MATERIAL FOR THE TASK ▸
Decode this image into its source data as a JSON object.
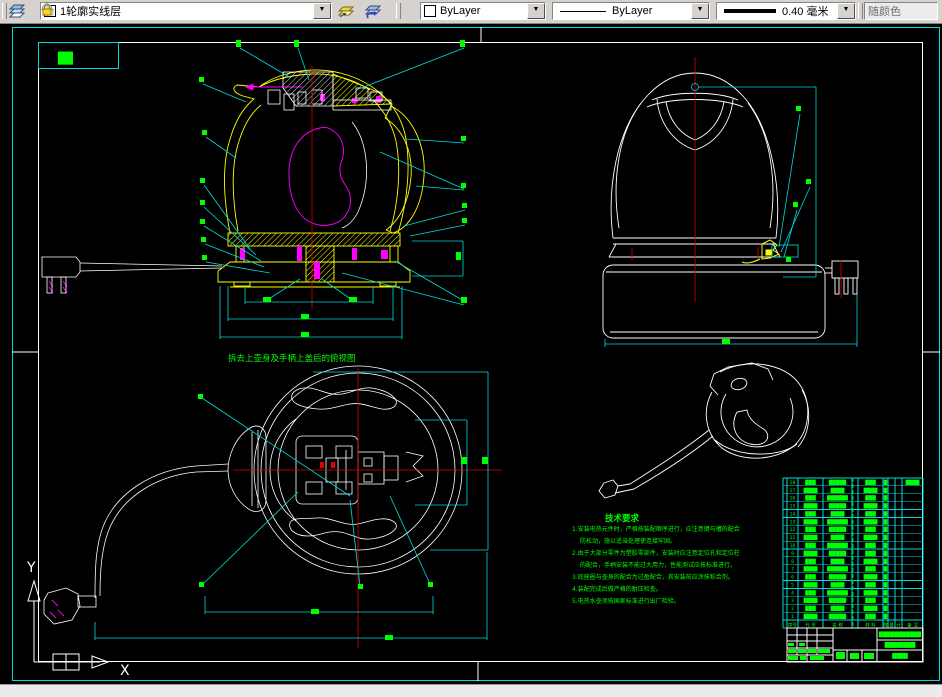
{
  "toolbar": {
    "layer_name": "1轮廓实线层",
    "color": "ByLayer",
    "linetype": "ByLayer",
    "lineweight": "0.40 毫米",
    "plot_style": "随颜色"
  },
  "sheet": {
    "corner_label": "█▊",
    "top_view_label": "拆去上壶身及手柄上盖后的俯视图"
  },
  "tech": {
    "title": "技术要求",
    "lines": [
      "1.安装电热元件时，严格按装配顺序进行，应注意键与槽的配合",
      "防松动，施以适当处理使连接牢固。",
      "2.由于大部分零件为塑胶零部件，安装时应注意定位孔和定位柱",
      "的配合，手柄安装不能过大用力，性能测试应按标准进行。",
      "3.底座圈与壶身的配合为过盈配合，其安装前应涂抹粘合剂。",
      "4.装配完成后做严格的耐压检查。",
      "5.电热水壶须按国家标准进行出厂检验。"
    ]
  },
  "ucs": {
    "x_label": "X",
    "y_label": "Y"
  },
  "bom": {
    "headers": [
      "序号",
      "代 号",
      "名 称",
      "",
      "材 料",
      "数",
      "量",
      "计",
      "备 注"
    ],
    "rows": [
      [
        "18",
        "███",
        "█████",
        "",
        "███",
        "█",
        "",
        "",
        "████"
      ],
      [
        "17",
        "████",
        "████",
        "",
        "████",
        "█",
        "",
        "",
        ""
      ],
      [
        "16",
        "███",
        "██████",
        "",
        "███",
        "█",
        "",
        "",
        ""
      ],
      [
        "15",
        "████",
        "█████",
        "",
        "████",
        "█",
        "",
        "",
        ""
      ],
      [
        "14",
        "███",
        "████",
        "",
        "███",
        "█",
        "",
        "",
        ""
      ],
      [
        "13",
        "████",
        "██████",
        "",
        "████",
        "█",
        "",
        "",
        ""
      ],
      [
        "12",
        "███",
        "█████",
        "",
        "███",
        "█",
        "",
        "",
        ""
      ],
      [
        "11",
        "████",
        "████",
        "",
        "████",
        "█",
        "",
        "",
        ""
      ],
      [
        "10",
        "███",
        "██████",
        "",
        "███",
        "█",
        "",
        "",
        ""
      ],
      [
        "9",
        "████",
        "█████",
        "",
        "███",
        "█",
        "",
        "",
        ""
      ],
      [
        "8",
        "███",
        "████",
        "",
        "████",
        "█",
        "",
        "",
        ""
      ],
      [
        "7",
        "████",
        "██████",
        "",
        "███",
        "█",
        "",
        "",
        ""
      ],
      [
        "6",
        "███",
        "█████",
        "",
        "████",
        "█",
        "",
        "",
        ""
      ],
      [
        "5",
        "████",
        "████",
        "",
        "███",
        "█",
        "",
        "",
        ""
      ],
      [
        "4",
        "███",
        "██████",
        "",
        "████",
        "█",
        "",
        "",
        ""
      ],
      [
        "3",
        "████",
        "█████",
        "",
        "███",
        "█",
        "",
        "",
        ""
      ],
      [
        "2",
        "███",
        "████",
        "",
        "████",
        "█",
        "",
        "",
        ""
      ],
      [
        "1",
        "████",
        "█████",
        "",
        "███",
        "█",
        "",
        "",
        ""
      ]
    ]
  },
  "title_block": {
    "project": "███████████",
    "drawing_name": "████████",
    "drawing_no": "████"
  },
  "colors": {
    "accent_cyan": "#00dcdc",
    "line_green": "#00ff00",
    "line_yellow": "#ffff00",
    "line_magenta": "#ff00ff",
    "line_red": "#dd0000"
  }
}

...

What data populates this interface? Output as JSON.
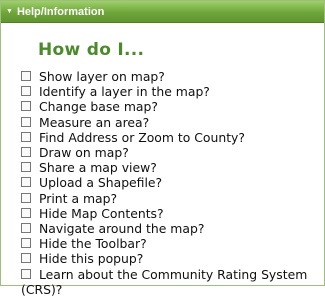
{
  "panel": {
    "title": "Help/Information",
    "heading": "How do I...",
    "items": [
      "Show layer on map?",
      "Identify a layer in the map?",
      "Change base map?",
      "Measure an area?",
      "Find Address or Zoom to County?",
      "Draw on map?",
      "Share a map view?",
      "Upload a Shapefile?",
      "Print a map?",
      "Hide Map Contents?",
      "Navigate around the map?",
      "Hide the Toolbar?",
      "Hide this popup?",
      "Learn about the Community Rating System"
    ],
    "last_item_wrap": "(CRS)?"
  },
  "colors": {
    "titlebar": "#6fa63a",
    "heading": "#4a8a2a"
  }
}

---

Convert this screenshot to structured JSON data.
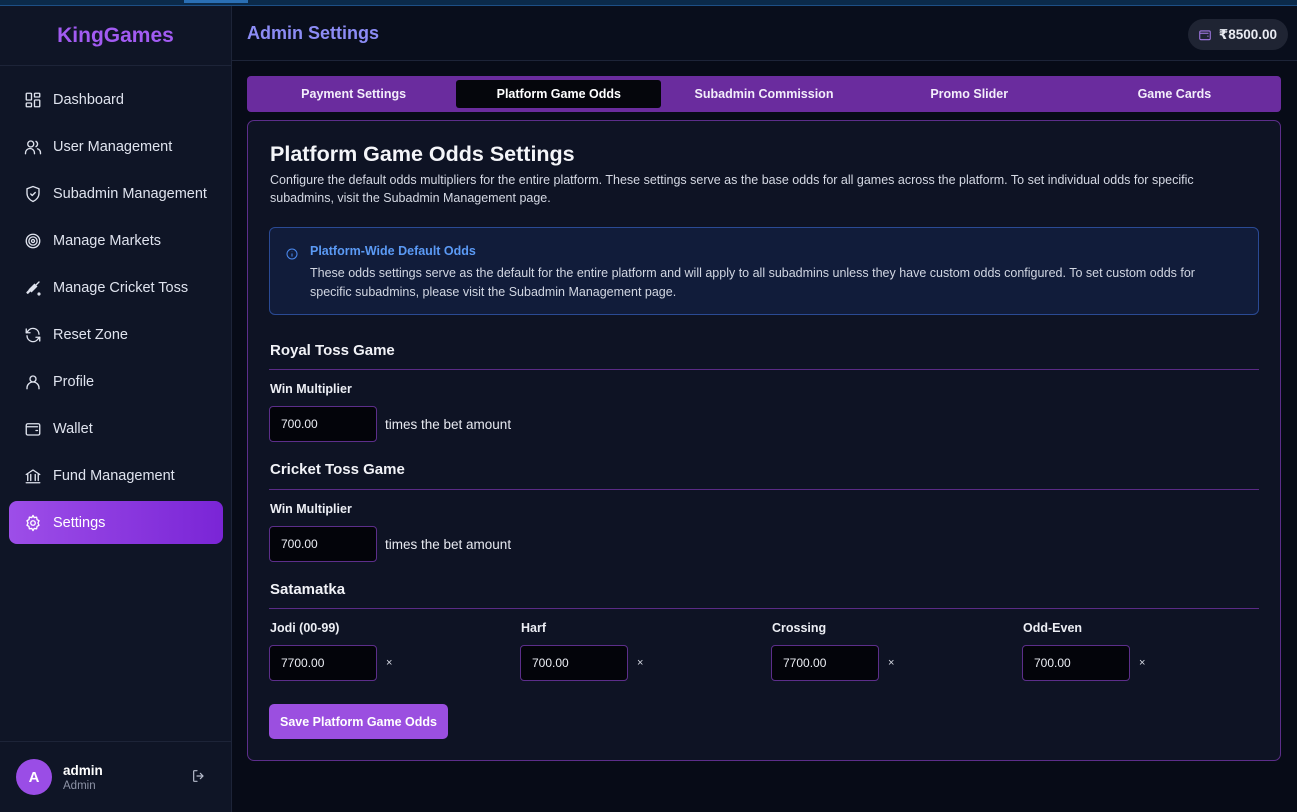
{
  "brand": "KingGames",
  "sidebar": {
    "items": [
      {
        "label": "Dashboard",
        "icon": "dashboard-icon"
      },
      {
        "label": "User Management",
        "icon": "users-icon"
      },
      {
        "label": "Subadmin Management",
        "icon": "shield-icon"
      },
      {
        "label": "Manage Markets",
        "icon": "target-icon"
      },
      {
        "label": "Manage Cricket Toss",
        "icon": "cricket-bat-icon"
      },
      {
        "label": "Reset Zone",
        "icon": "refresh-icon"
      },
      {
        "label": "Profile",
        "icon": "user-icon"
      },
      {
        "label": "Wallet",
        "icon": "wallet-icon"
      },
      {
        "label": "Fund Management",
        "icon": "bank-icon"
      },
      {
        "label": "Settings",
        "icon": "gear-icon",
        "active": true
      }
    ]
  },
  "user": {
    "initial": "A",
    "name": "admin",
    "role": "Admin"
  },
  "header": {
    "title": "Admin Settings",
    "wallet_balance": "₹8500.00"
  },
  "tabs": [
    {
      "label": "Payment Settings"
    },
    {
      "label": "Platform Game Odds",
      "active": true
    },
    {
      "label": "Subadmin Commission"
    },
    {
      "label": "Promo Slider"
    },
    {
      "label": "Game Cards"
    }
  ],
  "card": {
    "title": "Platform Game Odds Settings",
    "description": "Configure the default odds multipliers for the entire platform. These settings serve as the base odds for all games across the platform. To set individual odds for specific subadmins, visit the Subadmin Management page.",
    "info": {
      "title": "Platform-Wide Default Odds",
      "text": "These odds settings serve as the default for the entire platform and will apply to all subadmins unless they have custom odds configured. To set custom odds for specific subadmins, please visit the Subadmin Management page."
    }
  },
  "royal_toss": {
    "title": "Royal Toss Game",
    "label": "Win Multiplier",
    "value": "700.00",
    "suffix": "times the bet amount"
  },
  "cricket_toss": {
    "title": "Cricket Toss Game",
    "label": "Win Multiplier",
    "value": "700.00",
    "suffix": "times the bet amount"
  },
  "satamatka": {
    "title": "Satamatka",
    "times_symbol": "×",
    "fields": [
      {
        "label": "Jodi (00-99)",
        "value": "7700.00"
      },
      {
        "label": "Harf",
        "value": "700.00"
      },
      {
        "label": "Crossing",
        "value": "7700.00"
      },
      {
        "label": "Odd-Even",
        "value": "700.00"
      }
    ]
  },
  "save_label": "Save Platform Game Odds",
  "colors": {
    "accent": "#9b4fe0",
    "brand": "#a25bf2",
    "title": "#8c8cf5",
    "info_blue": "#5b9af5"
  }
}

WHAT YOU WILL DO ▸
Go over the records above line by line and count those holding the word "Subadmin". Reply only with the number.

SOLUTION FOR THIS PROBLEM ▸
4